### [TASK DATA]
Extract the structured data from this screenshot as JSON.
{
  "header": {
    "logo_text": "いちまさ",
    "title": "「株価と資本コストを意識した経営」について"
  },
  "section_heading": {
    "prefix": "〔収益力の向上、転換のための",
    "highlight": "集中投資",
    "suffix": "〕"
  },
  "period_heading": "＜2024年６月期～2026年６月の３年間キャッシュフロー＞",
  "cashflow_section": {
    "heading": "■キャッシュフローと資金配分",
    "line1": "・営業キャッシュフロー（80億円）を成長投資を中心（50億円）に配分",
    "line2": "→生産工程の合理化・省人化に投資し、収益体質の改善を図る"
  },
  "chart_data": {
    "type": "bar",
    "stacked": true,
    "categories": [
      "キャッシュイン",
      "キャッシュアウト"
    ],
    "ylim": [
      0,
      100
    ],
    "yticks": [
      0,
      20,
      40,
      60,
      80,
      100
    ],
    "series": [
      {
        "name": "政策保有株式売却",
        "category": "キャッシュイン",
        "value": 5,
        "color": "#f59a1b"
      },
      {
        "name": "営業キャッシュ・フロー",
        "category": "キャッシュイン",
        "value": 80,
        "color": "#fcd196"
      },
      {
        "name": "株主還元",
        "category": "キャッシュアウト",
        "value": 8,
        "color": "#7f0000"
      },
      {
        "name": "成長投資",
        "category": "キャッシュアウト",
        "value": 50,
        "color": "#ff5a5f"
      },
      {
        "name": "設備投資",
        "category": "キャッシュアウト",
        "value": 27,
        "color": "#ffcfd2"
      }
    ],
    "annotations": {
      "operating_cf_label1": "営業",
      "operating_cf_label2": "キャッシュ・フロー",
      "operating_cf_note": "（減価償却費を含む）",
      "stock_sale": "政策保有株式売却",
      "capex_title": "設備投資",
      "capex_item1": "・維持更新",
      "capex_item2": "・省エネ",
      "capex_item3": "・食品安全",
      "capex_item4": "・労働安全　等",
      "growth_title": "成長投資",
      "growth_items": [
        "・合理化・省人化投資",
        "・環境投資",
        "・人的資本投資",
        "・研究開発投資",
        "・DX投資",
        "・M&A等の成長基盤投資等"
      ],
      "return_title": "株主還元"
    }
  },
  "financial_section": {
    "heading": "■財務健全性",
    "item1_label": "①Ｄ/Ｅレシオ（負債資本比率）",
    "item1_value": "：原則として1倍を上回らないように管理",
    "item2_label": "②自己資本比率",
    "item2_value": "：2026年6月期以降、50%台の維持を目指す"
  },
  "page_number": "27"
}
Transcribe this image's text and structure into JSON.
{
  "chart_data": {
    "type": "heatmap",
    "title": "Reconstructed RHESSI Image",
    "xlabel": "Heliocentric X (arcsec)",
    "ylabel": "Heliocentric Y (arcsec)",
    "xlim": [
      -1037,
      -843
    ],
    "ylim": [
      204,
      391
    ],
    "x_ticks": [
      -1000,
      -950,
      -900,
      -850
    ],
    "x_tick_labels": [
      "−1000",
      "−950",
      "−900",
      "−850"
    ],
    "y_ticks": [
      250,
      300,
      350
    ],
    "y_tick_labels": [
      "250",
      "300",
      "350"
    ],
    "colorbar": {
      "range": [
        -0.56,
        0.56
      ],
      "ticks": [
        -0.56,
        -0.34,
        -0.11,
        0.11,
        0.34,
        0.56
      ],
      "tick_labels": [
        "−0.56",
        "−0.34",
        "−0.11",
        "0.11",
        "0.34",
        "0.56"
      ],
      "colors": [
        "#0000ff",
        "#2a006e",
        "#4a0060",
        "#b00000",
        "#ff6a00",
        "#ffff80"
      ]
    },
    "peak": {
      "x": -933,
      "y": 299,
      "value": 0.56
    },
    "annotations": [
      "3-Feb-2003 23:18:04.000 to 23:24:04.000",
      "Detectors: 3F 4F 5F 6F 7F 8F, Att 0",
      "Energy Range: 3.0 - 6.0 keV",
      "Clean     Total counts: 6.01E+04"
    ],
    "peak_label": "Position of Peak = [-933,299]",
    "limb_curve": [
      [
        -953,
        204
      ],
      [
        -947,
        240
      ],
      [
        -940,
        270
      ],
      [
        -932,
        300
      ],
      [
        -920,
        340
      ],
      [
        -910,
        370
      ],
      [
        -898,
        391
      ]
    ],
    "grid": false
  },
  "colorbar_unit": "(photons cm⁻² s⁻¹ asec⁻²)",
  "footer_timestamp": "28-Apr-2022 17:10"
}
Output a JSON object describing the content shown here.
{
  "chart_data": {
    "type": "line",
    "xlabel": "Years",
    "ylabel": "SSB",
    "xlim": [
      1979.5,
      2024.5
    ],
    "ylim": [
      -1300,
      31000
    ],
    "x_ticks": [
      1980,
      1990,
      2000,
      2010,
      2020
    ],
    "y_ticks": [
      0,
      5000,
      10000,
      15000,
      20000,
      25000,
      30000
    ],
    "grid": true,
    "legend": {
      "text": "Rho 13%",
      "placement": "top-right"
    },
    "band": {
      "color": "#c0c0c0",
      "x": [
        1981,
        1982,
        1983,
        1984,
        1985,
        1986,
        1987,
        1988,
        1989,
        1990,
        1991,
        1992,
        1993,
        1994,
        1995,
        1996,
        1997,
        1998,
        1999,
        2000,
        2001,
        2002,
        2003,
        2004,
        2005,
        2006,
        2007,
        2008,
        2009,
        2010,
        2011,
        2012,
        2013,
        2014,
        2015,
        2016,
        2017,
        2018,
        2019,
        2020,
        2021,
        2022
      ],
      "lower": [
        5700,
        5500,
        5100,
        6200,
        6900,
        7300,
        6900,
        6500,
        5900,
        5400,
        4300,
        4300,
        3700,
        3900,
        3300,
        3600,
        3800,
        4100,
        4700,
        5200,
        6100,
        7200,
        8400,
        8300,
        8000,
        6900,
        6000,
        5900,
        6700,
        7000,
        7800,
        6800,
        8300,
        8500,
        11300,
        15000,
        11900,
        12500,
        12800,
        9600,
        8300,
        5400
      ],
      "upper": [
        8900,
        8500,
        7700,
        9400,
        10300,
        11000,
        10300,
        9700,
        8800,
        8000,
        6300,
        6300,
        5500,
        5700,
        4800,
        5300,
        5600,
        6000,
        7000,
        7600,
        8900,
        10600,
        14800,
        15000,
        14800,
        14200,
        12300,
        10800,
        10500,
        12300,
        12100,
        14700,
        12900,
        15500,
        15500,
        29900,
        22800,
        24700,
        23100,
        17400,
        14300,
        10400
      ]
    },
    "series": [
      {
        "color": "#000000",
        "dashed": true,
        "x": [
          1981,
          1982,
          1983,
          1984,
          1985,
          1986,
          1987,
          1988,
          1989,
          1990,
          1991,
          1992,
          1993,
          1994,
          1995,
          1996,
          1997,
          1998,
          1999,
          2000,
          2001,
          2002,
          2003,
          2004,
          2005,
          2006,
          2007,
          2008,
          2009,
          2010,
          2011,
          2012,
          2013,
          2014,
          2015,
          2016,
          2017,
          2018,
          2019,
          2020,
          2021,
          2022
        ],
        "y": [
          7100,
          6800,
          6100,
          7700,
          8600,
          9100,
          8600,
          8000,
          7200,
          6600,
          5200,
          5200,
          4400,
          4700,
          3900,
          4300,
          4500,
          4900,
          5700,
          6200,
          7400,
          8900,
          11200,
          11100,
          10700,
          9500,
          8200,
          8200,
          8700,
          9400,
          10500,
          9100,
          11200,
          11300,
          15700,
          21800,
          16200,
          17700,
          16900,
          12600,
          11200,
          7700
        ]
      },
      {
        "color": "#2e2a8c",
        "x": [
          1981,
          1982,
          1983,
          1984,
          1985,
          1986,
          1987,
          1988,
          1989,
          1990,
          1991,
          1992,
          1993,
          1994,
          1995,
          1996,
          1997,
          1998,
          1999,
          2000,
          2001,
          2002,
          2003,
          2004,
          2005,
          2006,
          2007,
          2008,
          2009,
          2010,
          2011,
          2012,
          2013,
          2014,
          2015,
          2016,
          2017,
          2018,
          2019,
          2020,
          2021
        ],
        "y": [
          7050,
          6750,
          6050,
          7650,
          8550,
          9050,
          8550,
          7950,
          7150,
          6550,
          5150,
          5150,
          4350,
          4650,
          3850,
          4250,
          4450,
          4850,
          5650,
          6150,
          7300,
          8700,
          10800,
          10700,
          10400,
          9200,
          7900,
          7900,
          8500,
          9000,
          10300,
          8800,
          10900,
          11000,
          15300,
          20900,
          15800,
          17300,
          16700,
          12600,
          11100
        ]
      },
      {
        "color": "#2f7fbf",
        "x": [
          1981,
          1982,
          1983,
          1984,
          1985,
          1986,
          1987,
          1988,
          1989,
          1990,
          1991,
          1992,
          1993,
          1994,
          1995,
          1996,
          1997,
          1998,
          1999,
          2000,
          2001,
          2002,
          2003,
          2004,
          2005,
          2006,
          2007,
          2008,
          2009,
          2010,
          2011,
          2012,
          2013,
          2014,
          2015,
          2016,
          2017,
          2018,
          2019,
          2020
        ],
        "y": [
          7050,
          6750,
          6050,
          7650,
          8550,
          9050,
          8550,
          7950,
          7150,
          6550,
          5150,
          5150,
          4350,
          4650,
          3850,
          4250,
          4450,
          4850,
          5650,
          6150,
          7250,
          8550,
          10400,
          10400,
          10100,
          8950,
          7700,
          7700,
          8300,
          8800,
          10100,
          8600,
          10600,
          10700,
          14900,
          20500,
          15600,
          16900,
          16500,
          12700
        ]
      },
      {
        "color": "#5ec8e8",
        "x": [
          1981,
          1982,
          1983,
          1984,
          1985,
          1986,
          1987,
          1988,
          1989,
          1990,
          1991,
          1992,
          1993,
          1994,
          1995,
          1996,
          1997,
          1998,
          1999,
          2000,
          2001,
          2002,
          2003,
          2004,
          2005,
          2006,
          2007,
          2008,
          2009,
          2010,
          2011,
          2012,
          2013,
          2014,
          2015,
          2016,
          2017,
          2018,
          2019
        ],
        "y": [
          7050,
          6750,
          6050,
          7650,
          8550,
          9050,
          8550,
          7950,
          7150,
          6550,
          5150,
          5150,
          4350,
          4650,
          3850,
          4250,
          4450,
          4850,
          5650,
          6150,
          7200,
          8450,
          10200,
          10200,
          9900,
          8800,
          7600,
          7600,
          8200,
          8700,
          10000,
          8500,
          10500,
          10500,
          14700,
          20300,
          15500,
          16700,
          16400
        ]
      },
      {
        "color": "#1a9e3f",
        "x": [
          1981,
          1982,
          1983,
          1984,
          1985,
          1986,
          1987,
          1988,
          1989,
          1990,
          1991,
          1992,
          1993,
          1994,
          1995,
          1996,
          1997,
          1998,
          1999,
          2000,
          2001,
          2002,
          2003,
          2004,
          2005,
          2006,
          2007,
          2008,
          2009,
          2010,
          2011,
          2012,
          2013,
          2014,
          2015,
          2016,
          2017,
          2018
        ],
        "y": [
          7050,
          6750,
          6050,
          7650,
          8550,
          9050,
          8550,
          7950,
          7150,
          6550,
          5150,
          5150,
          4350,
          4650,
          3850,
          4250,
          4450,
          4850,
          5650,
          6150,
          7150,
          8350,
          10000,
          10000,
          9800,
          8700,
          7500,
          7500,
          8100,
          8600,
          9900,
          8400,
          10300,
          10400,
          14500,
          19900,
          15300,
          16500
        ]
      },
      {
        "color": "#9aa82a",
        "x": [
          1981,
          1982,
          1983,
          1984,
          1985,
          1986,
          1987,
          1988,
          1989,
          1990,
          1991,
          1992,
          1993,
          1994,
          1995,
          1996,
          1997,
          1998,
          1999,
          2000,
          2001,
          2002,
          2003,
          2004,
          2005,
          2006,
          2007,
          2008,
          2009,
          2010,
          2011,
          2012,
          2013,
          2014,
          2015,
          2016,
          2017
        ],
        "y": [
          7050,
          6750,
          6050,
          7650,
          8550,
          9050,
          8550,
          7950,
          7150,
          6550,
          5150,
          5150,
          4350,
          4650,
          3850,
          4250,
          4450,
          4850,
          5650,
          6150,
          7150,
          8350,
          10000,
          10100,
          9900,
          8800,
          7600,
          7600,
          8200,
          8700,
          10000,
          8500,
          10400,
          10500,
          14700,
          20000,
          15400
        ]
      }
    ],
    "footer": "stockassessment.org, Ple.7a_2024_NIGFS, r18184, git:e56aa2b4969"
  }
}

### [DIRECTIONS FOR THIS TASK]
From the data above, count the lines where "JSON" occurs and give that figure and nothing else.

### [TASK ANSWER]
3